Dataset excerpts:
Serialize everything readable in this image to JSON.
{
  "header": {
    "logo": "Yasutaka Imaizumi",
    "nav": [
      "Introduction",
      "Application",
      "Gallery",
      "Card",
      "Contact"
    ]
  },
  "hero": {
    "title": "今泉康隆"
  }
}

What is required: The entries above must be returned exactly.

Exercise result:
Serialize everything readable in this image to JSON.
{
  "header": {
    "logo": "Yasutaka Imaizumi",
    "nav": [
      "Introduction",
      "Application",
      "Gallery",
      "Card",
      "Contact"
    ]
  },
  "hero": {
    "title": "今泉康隆"
  }
}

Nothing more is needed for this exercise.